Stored dataset items
◇ ◇ ◇ ◇

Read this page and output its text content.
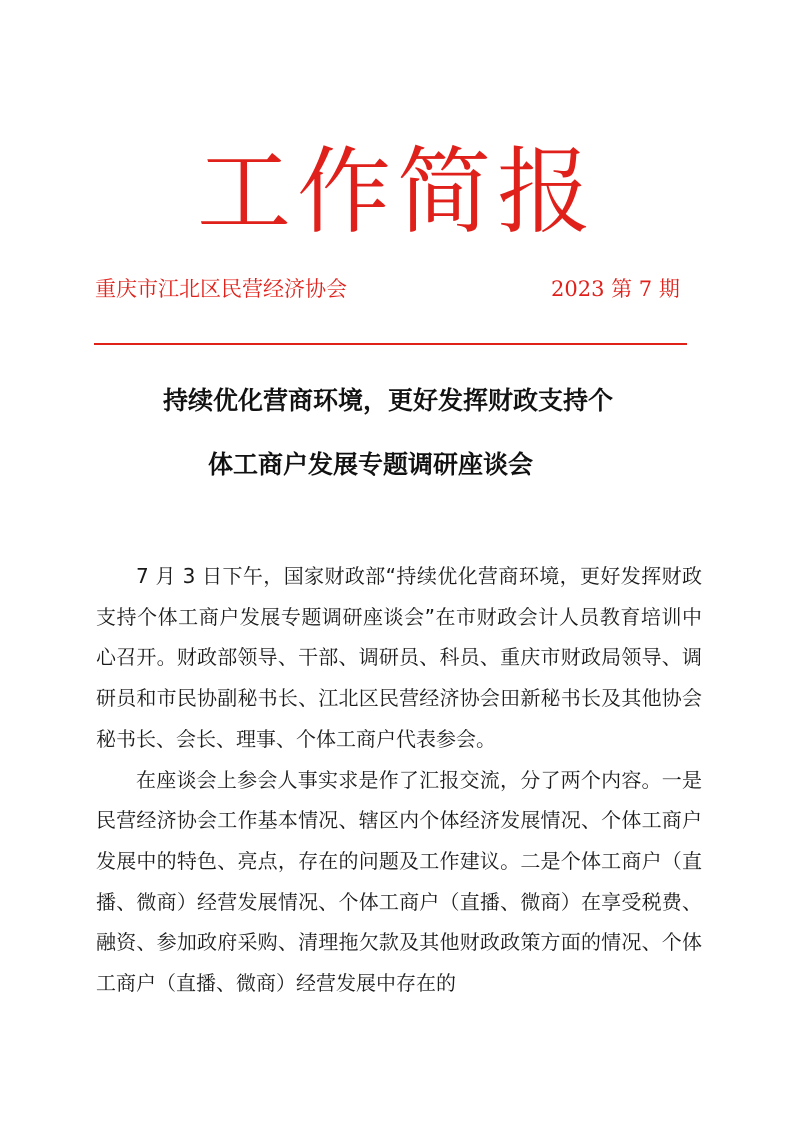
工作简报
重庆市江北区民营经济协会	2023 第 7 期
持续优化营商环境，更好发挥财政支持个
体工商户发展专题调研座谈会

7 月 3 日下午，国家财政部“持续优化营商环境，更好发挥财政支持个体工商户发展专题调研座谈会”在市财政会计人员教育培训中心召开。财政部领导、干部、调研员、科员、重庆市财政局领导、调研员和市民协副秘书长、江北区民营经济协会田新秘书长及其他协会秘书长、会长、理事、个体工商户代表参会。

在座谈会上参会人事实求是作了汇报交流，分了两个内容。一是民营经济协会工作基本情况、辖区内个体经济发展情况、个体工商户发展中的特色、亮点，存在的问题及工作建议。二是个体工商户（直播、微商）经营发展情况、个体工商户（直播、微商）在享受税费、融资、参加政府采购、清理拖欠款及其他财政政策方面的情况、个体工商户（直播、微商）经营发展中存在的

◇ ◇ ◇ ◇

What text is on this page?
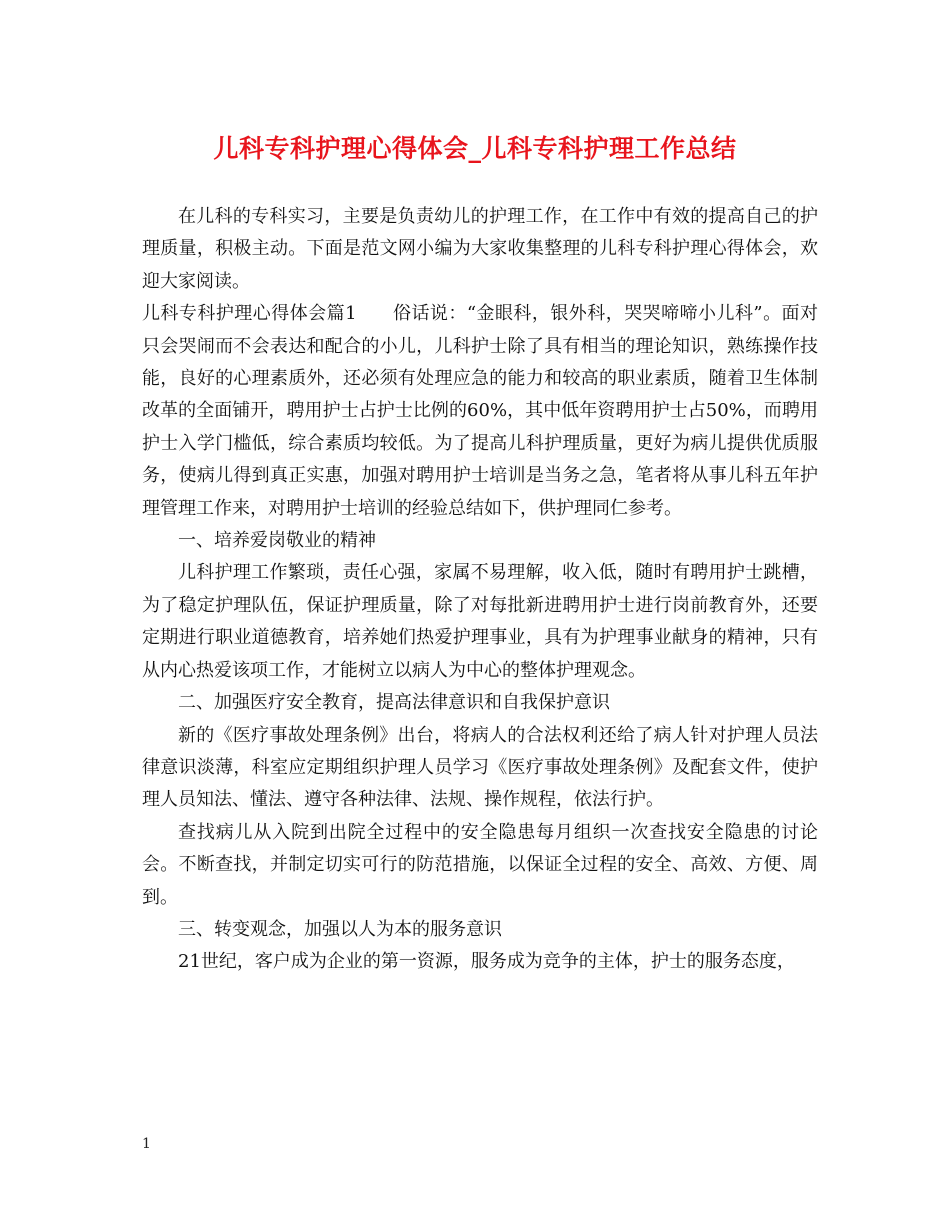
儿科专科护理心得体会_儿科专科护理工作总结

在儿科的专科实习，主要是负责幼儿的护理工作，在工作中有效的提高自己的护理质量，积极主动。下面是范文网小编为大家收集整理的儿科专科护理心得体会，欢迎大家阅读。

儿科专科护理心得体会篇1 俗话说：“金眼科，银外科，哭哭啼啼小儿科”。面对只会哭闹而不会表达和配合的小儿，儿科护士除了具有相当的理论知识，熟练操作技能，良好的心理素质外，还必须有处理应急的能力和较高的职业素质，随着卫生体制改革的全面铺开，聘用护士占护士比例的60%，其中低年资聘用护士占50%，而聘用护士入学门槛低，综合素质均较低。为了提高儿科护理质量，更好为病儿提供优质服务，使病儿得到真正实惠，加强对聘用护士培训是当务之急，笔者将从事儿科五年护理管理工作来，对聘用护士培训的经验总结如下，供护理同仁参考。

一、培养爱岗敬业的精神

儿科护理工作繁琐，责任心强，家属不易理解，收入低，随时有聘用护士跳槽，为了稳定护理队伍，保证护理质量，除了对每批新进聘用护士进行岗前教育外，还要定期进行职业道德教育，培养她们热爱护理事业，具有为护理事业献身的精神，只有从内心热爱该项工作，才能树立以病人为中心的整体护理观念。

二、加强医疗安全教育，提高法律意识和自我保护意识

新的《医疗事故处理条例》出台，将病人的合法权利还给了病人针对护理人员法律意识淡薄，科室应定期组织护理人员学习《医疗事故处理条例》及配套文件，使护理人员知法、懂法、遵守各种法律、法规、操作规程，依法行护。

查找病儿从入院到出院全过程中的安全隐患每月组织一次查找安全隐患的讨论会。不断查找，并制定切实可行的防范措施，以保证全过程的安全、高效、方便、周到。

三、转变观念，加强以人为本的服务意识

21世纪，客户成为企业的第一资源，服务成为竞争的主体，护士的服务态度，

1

◇ ◇ ◇ ◇

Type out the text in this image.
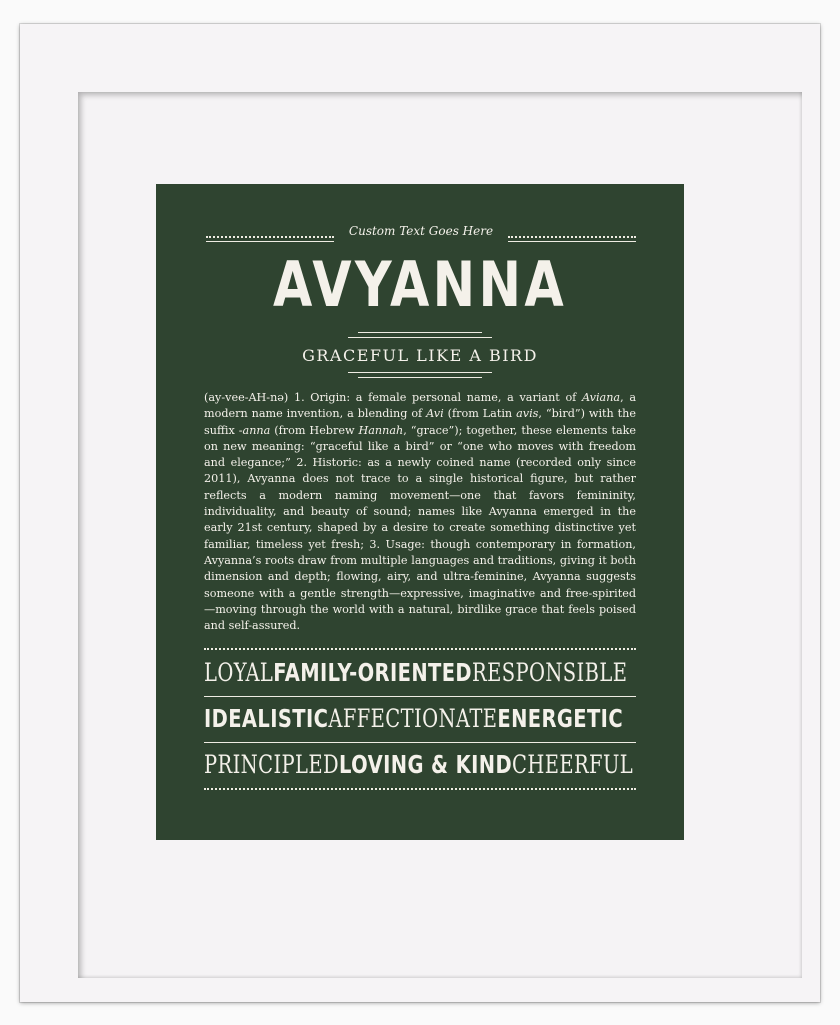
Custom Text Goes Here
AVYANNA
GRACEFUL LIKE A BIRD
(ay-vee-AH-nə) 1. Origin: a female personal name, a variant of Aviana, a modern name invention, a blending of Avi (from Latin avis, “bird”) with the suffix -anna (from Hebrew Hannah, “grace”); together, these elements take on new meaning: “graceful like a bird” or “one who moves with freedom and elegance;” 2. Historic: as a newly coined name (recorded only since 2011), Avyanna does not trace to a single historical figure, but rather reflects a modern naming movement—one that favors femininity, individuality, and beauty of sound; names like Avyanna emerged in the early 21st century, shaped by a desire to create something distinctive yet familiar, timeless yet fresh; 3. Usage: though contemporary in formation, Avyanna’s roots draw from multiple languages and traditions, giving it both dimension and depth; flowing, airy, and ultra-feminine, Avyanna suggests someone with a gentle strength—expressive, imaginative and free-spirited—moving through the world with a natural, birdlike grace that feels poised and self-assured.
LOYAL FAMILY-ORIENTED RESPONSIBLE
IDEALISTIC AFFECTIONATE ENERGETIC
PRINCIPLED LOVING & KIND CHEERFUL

◇ ◇ ◇ ◇

▶ **WORK TO BE COMPLETED**
Pull out all lines containing "持续优化营商环境".

▶ **EXERCISE RESPONSE**
持续优化营商环境，更好发挥财政支持个
7 月 3 日下午，国家财政部“持续优化营商环境，更好发挥财政支持个体工商户发展专题调研座谈会”在市财政会计人员教育培训中心召开。财政部领导、干部、调研员、科员、重庆市财政局领导、调研员和市民协副秘书长、江北区民营经济协会田新秘书长及其他协会秘书长、会长、理事、个体工商户代表参会。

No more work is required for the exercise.